Coordinate annotation records
"""

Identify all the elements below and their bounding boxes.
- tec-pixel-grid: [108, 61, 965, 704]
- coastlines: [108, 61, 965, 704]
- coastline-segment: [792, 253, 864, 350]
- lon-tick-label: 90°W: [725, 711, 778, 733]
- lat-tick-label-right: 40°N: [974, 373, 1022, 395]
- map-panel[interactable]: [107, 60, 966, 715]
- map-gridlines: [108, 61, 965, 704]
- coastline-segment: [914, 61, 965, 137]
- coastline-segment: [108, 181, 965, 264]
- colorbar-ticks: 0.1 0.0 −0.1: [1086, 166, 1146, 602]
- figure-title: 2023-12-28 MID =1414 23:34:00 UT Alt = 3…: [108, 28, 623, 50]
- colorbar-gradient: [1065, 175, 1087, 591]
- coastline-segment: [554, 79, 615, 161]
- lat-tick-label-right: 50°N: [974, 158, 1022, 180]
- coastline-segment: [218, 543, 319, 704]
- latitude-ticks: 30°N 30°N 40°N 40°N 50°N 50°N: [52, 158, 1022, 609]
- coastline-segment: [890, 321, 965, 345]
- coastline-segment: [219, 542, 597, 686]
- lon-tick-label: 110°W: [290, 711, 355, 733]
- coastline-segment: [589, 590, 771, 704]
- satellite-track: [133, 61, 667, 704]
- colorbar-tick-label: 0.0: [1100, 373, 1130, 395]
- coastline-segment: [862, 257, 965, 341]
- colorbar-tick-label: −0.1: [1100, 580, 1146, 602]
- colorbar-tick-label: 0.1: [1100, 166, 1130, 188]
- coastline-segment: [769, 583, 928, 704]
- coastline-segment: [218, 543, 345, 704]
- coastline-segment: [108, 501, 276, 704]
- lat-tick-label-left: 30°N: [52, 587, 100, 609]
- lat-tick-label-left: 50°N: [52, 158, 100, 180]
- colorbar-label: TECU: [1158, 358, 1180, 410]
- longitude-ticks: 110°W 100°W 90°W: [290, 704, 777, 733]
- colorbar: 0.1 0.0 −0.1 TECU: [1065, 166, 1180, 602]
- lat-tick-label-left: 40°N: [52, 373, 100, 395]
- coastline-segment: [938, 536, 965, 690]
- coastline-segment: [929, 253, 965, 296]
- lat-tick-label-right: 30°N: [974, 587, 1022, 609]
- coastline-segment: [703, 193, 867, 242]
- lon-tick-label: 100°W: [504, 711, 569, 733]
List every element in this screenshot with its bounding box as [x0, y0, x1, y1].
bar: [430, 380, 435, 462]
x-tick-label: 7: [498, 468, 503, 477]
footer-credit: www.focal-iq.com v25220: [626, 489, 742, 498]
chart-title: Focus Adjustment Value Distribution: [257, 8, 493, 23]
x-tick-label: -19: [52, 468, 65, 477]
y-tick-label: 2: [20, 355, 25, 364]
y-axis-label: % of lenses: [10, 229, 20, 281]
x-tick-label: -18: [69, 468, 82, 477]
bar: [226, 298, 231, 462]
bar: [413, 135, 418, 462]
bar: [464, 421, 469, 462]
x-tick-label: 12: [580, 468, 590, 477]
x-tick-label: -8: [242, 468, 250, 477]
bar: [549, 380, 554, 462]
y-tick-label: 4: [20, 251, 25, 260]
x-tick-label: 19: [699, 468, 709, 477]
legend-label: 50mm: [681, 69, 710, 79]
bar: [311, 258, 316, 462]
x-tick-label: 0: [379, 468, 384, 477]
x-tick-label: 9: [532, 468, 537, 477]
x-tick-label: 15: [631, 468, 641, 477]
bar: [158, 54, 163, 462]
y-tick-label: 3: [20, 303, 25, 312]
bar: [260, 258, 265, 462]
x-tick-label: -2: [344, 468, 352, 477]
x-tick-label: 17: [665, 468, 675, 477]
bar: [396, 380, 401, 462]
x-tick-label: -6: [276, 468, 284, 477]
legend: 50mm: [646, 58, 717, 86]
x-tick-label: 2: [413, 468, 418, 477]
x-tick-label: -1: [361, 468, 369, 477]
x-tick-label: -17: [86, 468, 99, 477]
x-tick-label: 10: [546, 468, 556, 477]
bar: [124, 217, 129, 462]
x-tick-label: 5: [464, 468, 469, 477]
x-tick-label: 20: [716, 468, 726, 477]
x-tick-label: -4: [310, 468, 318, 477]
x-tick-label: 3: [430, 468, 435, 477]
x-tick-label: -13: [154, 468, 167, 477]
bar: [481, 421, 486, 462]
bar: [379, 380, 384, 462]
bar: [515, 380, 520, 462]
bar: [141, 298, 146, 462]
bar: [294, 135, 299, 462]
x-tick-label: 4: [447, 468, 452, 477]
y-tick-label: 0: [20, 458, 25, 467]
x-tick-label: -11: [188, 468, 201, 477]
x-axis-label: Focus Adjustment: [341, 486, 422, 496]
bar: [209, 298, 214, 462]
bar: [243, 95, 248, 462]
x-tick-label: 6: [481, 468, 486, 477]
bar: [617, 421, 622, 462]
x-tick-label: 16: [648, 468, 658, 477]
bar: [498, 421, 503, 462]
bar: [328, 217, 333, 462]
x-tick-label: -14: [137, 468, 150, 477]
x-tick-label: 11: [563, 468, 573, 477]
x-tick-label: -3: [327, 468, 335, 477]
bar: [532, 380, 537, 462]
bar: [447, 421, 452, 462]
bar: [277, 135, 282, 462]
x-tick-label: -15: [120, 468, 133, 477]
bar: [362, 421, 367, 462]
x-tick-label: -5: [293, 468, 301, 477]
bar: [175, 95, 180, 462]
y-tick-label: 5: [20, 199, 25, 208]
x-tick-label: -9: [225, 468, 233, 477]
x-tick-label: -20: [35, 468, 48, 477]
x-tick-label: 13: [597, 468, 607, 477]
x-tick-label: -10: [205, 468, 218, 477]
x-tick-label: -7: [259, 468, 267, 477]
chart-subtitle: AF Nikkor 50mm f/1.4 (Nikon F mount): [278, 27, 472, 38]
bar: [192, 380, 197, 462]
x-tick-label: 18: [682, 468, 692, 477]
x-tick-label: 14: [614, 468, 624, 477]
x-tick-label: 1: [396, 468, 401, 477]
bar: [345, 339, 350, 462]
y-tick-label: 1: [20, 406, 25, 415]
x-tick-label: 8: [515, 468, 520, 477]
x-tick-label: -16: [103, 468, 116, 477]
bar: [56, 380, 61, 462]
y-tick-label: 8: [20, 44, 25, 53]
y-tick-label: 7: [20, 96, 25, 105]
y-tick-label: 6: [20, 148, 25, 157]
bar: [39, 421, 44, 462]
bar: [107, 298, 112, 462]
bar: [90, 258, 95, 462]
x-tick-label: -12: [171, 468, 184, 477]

"""

THE REQUEST
Reproduce every row above verbatim, keeping them in their original order.

OUTPUT OF THE TASK
Identify all the elements below and their bounding boxes.
- tec-pixel-grid: [108, 61, 965, 704]
- coastlines: [108, 61, 965, 704]
- coastline-segment: [792, 253, 864, 350]
- lon-tick-label: 90°W: [725, 711, 778, 733]
- lat-tick-label-right: 40°N: [974, 373, 1022, 395]
- map-panel[interactable]: [107, 60, 966, 715]
- map-gridlines: [108, 61, 965, 704]
- coastline-segment: [914, 61, 965, 137]
- coastline-segment: [108, 181, 965, 264]
- colorbar-ticks: 0.1 0.0 −0.1: [1086, 166, 1146, 602]
- figure-title: 2023-12-28 MID =1414 23:34:00 UT Alt = 3…: [108, 28, 623, 50]
- colorbar-gradient: [1065, 175, 1087, 591]
- coastline-segment: [554, 79, 615, 161]
- lat-tick-label-right: 50°N: [974, 158, 1022, 180]
- coastline-segment: [218, 543, 319, 704]
- latitude-ticks: 30°N 30°N 40°N 40°N 50°N 50°N: [52, 158, 1022, 609]
- coastline-segment: [890, 321, 965, 345]
- coastline-segment: [219, 542, 597, 686]
- lon-tick-label: 110°W: [290, 711, 355, 733]
- coastline-segment: [589, 590, 771, 704]
- satellite-track: [133, 61, 667, 704]
- colorbar-tick-label: 0.0: [1100, 373, 1130, 395]
- coastline-segment: [862, 257, 965, 341]
- colorbar-tick-label: −0.1: [1100, 580, 1146, 602]
- colorbar-tick-label: 0.1: [1100, 166, 1130, 188]
- coastline-segment: [769, 583, 928, 704]
- coastline-segment: [218, 543, 345, 704]
- coastline-segment: [108, 501, 276, 704]
- lat-tick-label-left: 30°N: [52, 587, 100, 609]
- lat-tick-label-left: 50°N: [52, 158, 100, 180]
- colorbar-label: TECU: [1158, 358, 1180, 410]
- longitude-ticks: 110°W 100°W 90°W: [290, 704, 777, 733]
- colorbar: 0.1 0.0 −0.1 TECU: [1065, 166, 1180, 602]
- lat-tick-label-left: 40°N: [52, 373, 100, 395]
- coastline-segment: [938, 536, 965, 690]
- coastline-segment: [929, 253, 965, 296]
- lat-tick-label-right: 30°N: [974, 587, 1022, 609]
- coastline-segment: [703, 193, 867, 242]
- lon-tick-label: 100°W: [504, 711, 569, 733]
List every element in this screenshot with its bounding box as [x0, y0, x1, y1].
bar: [430, 380, 435, 462]
x-tick-label: 7: [498, 468, 503, 477]
footer-credit: www.focal-iq.com v25220: [626, 489, 742, 498]
chart-title: Focus Adjustment Value Distribution: [257, 8, 493, 23]
x-tick-label: -19: [52, 468, 65, 477]
y-tick-label: 2: [20, 355, 25, 364]
y-axis-label: % of lenses: [10, 229, 20, 281]
x-tick-label: -18: [69, 468, 82, 477]
bar: [226, 298, 231, 462]
bar: [413, 135, 418, 462]
bar: [464, 421, 469, 462]
x-tick-label: 12: [580, 468, 590, 477]
x-tick-label: -8: [242, 468, 250, 477]
bar: [549, 380, 554, 462]
y-tick-label: 4: [20, 251, 25, 260]
x-tick-label: 19: [699, 468, 709, 477]
legend-label: 50mm: [681, 69, 710, 79]
bar: [311, 258, 316, 462]
x-tick-label: 0: [379, 468, 384, 477]
x-tick-label: 9: [532, 468, 537, 477]
x-tick-label: 15: [631, 468, 641, 477]
bar: [158, 54, 163, 462]
y-tick-label: 3: [20, 303, 25, 312]
bar: [260, 258, 265, 462]
x-tick-label: -2: [344, 468, 352, 477]
x-tick-label: 17: [665, 468, 675, 477]
bar: [396, 380, 401, 462]
x-tick-label: -6: [276, 468, 284, 477]
legend: 50mm: [646, 58, 717, 86]
x-tick-label: 2: [413, 468, 418, 477]
x-tick-label: -1: [361, 468, 369, 477]
x-tick-label: -17: [86, 468, 99, 477]
x-tick-label: 10: [546, 468, 556, 477]
bar: [124, 217, 129, 462]
x-tick-label: 5: [464, 468, 469, 477]
x-tick-label: 20: [716, 468, 726, 477]
x-tick-label: -4: [310, 468, 318, 477]
x-tick-label: 3: [430, 468, 435, 477]
x-tick-label: -13: [154, 468, 167, 477]
bar: [481, 421, 486, 462]
bar: [379, 380, 384, 462]
bar: [515, 380, 520, 462]
bar: [141, 298, 146, 462]
bar: [294, 135, 299, 462]
x-tick-label: 4: [447, 468, 452, 477]
y-tick-label: 0: [20, 458, 25, 467]
x-tick-label: -11: [188, 468, 201, 477]
x-axis-label: Focus Adjustment: [341, 486, 422, 496]
bar: [209, 298, 214, 462]
bar: [243, 95, 248, 462]
x-tick-label: 6: [481, 468, 486, 477]
bar: [617, 421, 622, 462]
x-tick-label: 16: [648, 468, 658, 477]
bar: [498, 421, 503, 462]
bar: [328, 217, 333, 462]
x-tick-label: -14: [137, 468, 150, 477]
x-tick-label: 11: [563, 468, 573, 477]
x-tick-label: -3: [327, 468, 335, 477]
bar: [532, 380, 537, 462]
bar: [447, 421, 452, 462]
bar: [277, 135, 282, 462]
x-tick-label: -15: [120, 468, 133, 477]
bar: [362, 421, 367, 462]
x-tick-label: -5: [293, 468, 301, 477]
bar: [175, 95, 180, 462]
y-tick-label: 5: [20, 199, 25, 208]
x-tick-label: -9: [225, 468, 233, 477]
x-tick-label: -20: [35, 468, 48, 477]
x-tick-label: 13: [597, 468, 607, 477]
x-tick-label: -10: [205, 468, 218, 477]
x-tick-label: -7: [259, 468, 267, 477]
chart-subtitle: AF Nikkor 50mm f/1.4 (Nikon F mount): [278, 27, 472, 38]
bar: [192, 380, 197, 462]
x-tick-label: 18: [682, 468, 692, 477]
x-tick-label: 14: [614, 468, 624, 477]
x-tick-label: 1: [396, 468, 401, 477]
bar: [345, 339, 350, 462]
y-tick-label: 1: [20, 406, 25, 415]
x-tick-label: 8: [515, 468, 520, 477]
x-tick-label: -16: [103, 468, 116, 477]
bar: [56, 380, 61, 462]
y-tick-label: 8: [20, 44, 25, 53]
y-tick-label: 7: [20, 96, 25, 105]
y-tick-label: 6: [20, 148, 25, 157]
bar: [39, 421, 44, 462]
bar: [107, 298, 112, 462]
bar: [90, 258, 95, 462]
x-tick-label: -12: [171, 468, 184, 477]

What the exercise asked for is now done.